▶ [The task]:
How many lines in these records hold the string "name"? State only that number.

▶ [Records]:
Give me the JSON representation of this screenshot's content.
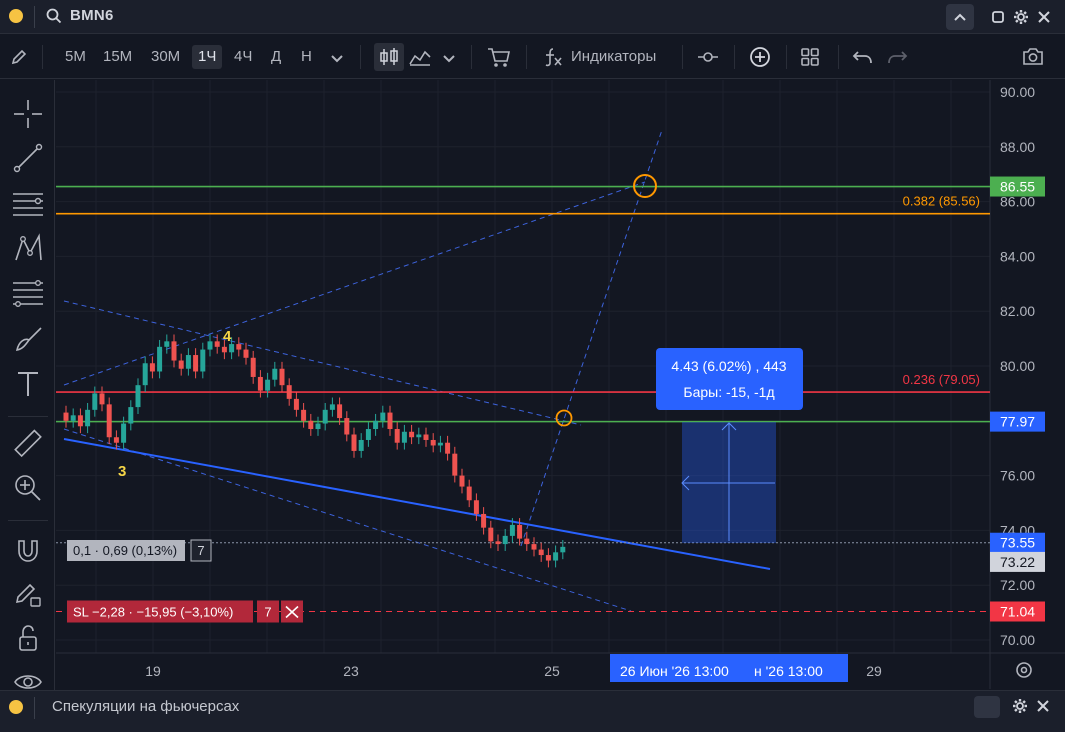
{
  "window": {
    "symbol": "BMN6"
  },
  "toolbar": {
    "timeframes": [
      "5М",
      "15М",
      "30М",
      "1Ч",
      "4Ч",
      "Д",
      "Н"
    ],
    "active_timeframe": "1Ч",
    "indicators_label": "Индикаторы"
  },
  "bottom": {
    "panel_label": "Спекуляции на фьючерсах"
  },
  "colors": {
    "accent": "#2962ff",
    "up": "#26a69a",
    "down": "#ef5350",
    "green_line": "#4caf50",
    "orange_line": "#ff9800",
    "red_line": "#f23645"
  },
  "chart_data": {
    "type": "candlestick",
    "ylim": [
      69.5,
      90.5
    ],
    "price_ticks": [
      "90.00",
      "88.00",
      "86.00",
      "84.00",
      "82.00",
      "80.00",
      "78.00",
      "76.00",
      "74.00",
      "72.00",
      "70.00"
    ],
    "x_ticks": [
      "19",
      "23",
      "25",
      "29"
    ],
    "wave_labels": [
      "3",
      "4"
    ],
    "levels": [
      {
        "name": "green-upper",
        "price": 86.55,
        "badge": "86.55",
        "color": "#4caf50"
      },
      {
        "name": "fib-0382",
        "price": 85.56,
        "label": "0.382 (85.56)",
        "color": "#ff9800"
      },
      {
        "name": "fib-0236",
        "price": 79.05,
        "label": "0.236 (79.05)",
        "color": "#f23645"
      },
      {
        "name": "green-lower",
        "price": 77.97,
        "badge": "77.97",
        "color": "#4caf50"
      },
      {
        "name": "stop-loss",
        "price": 71.04,
        "badge": "71.04",
        "color": "#f23645"
      }
    ],
    "current_price": "73.55",
    "last_price": "73.22",
    "position_label": "0,1 · 0,69 (0,13%)",
    "position_qty": "7",
    "sl_label": "SL −2,28 · −15,95 (−3,10%)",
    "sl_qty": "7",
    "measure": {
      "line1": "4.43 (6.02%) , 443",
      "line2": "Бары: -15, -1д"
    },
    "crosshair_time": "26 Июн '26     13:00",
    "crosshair_time_right": "н '26     13:00",
    "candles_close": [
      78.0,
      78.2,
      77.8,
      78.4,
      79.0,
      78.6,
      77.4,
      77.2,
      77.9,
      78.5,
      79.3,
      80.1,
      79.8,
      80.7,
      80.9,
      80.2,
      79.9,
      80.4,
      79.8,
      80.6,
      80.9,
      80.7,
      80.5,
      80.8,
      80.6,
      80.3,
      79.6,
      79.1,
      79.5,
      79.9,
      79.3,
      78.8,
      78.4,
      78.0,
      77.7,
      77.9,
      78.4,
      78.6,
      78.1,
      77.5,
      76.9,
      77.3,
      77.7,
      78.0,
      78.3,
      77.7,
      77.2,
      77.6,
      77.4,
      77.5,
      77.3,
      77.1,
      77.2,
      76.8,
      76.0,
      75.6,
      75.1,
      74.6,
      74.1,
      73.6,
      73.5,
      73.8,
      74.2,
      73.7,
      73.5,
      73.3,
      73.1,
      72.9,
      73.2,
      73.4
    ]
  }
}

▶ [Result for this task]:
5